▶ [EXERCISE REQUIREMENTS] Copy every item below line for line, leaving each character as it appears.

▶ [RECORDS PROVIDED]
==========

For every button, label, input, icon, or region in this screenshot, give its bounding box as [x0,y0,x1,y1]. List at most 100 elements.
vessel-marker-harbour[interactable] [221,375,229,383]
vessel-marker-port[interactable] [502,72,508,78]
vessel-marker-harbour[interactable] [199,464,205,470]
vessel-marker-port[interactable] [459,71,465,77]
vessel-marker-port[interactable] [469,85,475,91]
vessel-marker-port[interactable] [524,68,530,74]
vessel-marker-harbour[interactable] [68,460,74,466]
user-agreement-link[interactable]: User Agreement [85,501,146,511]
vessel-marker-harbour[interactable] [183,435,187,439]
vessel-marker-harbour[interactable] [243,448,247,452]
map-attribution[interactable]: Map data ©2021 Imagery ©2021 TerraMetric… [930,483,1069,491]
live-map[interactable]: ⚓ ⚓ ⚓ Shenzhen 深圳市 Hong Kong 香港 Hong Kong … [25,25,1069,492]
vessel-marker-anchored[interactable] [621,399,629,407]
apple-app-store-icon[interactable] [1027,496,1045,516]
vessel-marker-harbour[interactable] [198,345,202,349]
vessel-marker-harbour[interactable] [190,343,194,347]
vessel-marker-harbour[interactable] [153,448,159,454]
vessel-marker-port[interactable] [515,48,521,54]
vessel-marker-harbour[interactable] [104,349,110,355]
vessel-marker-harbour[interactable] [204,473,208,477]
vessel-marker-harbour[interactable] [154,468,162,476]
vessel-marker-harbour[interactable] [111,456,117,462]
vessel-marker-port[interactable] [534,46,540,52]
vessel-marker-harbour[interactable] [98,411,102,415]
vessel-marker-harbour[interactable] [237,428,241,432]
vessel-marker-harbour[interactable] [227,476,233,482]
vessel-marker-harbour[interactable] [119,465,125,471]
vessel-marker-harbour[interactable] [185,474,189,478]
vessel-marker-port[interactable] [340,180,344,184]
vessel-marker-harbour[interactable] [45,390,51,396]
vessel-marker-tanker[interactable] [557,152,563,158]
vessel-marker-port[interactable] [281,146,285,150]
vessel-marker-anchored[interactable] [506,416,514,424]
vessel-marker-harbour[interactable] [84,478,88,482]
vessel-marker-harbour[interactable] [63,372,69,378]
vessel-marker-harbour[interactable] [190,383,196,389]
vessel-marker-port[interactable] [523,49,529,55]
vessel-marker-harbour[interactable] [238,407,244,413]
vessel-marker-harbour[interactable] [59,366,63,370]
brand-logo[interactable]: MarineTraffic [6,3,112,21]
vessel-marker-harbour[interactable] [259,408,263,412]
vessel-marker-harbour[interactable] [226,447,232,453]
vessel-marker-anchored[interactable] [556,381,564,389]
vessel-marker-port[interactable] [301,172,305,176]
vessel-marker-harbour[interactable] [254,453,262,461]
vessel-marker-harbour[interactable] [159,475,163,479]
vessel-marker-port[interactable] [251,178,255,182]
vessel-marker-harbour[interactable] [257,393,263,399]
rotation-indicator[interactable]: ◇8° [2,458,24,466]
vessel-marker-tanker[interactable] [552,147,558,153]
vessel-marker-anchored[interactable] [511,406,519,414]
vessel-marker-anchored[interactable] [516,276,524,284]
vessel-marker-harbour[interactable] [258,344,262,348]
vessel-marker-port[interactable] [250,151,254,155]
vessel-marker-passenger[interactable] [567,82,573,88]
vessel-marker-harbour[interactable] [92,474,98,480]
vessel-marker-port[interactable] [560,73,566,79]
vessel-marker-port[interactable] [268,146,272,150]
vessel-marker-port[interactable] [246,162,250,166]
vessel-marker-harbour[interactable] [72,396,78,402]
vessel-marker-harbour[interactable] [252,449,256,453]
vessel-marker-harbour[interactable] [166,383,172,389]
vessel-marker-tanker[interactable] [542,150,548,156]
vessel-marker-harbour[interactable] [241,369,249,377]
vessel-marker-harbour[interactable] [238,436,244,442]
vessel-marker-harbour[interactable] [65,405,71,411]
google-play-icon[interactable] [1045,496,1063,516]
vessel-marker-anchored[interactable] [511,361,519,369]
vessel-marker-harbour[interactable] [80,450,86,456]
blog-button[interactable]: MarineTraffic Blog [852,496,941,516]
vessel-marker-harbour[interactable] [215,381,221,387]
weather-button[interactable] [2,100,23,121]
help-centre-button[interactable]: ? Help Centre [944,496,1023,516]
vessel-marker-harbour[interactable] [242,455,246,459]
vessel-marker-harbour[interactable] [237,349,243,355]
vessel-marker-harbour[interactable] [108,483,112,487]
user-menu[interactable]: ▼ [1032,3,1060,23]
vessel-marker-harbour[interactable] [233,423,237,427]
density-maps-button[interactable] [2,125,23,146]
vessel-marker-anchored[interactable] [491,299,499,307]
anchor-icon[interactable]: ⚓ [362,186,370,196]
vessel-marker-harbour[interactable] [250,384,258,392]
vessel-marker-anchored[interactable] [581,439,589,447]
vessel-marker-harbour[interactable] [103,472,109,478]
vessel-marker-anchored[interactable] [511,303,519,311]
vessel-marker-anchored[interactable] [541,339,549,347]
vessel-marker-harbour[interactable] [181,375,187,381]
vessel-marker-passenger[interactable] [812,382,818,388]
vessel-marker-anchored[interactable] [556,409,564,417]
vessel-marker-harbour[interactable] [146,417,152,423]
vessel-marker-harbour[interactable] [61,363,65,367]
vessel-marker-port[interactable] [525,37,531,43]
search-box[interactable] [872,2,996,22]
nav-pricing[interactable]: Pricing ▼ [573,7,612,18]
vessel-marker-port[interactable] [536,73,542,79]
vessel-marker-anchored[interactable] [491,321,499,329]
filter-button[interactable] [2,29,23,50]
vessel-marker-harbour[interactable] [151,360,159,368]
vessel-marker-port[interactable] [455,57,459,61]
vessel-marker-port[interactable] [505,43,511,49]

==========

▶ [FULL ANSWER]
For every button, label, input, icon, or region in this screenshot, give its bounding box as [x0,y0,x1,y1]. List at most 100 elements.
vessel-marker-harbour[interactable] [221,375,229,383]
vessel-marker-port[interactable] [502,72,508,78]
vessel-marker-harbour[interactable] [199,464,205,470]
vessel-marker-port[interactable] [459,71,465,77]
vessel-marker-port[interactable] [469,85,475,91]
vessel-marker-port[interactable] [524,68,530,74]
vessel-marker-harbour[interactable] [68,460,74,466]
user-agreement-link[interactable]: User Agreement [85,501,146,511]
vessel-marker-harbour[interactable] [183,435,187,439]
vessel-marker-harbour[interactable] [243,448,247,452]
map-attribution[interactable]: Map data ©2021 Imagery ©2021 TerraMetric… [930,483,1069,491]
live-map[interactable]: ⚓ ⚓ ⚓ Shenzhen 深圳市 Hong Kong 香港 Hong Kong … [25,25,1069,492]
vessel-marker-anchored[interactable] [621,399,629,407]
apple-app-store-icon[interactable] [1027,496,1045,516]
vessel-marker-harbour[interactable] [198,345,202,349]
vessel-marker-harbour[interactable] [190,343,194,347]
vessel-marker-harbour[interactable] [153,448,159,454]
vessel-marker-port[interactable] [515,48,521,54]
vessel-marker-harbour[interactable] [104,349,110,355]
vessel-marker-harbour[interactable] [204,473,208,477]
vessel-marker-harbour[interactable] [154,468,162,476]
vessel-marker-harbour[interactable] [111,456,117,462]
vessel-marker-port[interactable] [534,46,540,52]
vessel-marker-harbour[interactable] [98,411,102,415]
vessel-marker-harbour[interactable] [237,428,241,432]
vessel-marker-harbour[interactable] [227,476,233,482]
vessel-marker-harbour[interactable] [119,465,125,471]
vessel-marker-harbour[interactable] [185,474,189,478]
vessel-marker-port[interactable] [340,180,344,184]
vessel-marker-harbour[interactable] [45,390,51,396]
vessel-marker-tanker[interactable] [557,152,563,158]
vessel-marker-port[interactable] [281,146,285,150]
vessel-marker-anchored[interactable] [506,416,514,424]
vessel-marker-harbour[interactable] [84,478,88,482]
vessel-marker-harbour[interactable] [63,372,69,378]
vessel-marker-harbour[interactable] [190,383,196,389]
vessel-marker-port[interactable] [523,49,529,55]
vessel-marker-harbour[interactable] [238,407,244,413]
vessel-marker-harbour[interactable] [59,366,63,370]
brand-logo[interactable]: MarineTraffic [6,3,112,21]
vessel-marker-harbour[interactable] [259,408,263,412]
vessel-marker-harbour[interactable] [226,447,232,453]
vessel-marker-anchored[interactable] [556,381,564,389]
vessel-marker-port[interactable] [301,172,305,176]
vessel-marker-harbour[interactable] [254,453,262,461]
vessel-marker-harbour[interactable] [159,475,163,479]
vessel-marker-port[interactable] [251,178,255,182]
vessel-marker-harbour[interactable] [257,393,263,399]
rotation-indicator[interactable]: ◇8° [2,458,24,466]
vessel-marker-tanker[interactable] [552,147,558,153]
vessel-marker-anchored[interactable] [511,406,519,414]
vessel-marker-anchored[interactable] [516,276,524,284]
vessel-marker-harbour[interactable] [258,344,262,348]
vessel-marker-port[interactable] [250,151,254,155]
vessel-marker-passenger[interactable] [567,82,573,88]
vessel-marker-harbour[interactable] [92,474,98,480]
vessel-marker-port[interactable] [560,73,566,79]
vessel-marker-port[interactable] [268,146,272,150]
vessel-marker-port[interactable] [246,162,250,166]
vessel-marker-harbour[interactable] [72,396,78,402]
vessel-marker-harbour[interactable] [252,449,256,453]
vessel-marker-harbour[interactable] [166,383,172,389]
vessel-marker-tanker[interactable] [542,150,548,156]
vessel-marker-harbour[interactable] [241,369,249,377]
vessel-marker-harbour[interactable] [238,436,244,442]
vessel-marker-harbour[interactable] [65,405,71,411]
google-play-icon[interactable] [1045,496,1063,516]
vessel-marker-anchored[interactable] [511,361,519,369]
vessel-marker-harbour[interactable] [80,450,86,456]
blog-button[interactable]: MarineTraffic Blog [852,496,941,516]
vessel-marker-harbour[interactable] [215,381,221,387]
weather-button[interactable] [2,100,23,121]
help-centre-button[interactable]: ? Help Centre [944,496,1023,516]
vessel-marker-harbour[interactable] [242,455,246,459]
vessel-marker-harbour[interactable] [237,349,243,355]
vessel-marker-harbour[interactable] [108,483,112,487]
user-menu[interactable]: ▼ [1032,3,1060,23]
vessel-marker-harbour[interactable] [233,423,237,427]
density-maps-button[interactable] [2,125,23,146]
vessel-marker-anchored[interactable] [491,299,499,307]
anchor-icon[interactable]: ⚓ [362,186,370,196]
vessel-marker-harbour[interactable] [250,384,258,392]
vessel-marker-anchored[interactable] [581,439,589,447]
vessel-marker-harbour[interactable] [103,472,109,478]
vessel-marker-anchored[interactable] [511,303,519,311]
vessel-marker-anchored[interactable] [541,339,549,347]
vessel-marker-harbour[interactable] [181,375,187,381]
vessel-marker-passenger[interactable] [812,382,818,388]
vessel-marker-anchored[interactable] [556,409,564,417]
vessel-marker-harbour[interactable] [146,417,152,423]
vessel-marker-harbour[interactable] [61,363,65,367]
vessel-marker-port[interactable] [525,37,531,43]
search-box[interactable] [872,2,996,22]
nav-pricing[interactable]: Pricing ▼ [573,7,612,18]
vessel-marker-port[interactable] [536,73,542,79]
vessel-marker-anchored[interactable] [491,321,499,329]
filter-button[interactable] [2,29,23,50]
vessel-marker-harbour[interactable] [151,360,159,368]
vessel-marker-port[interactable] [455,57,459,61]
vessel-marker-port[interactable] [505,43,511,49]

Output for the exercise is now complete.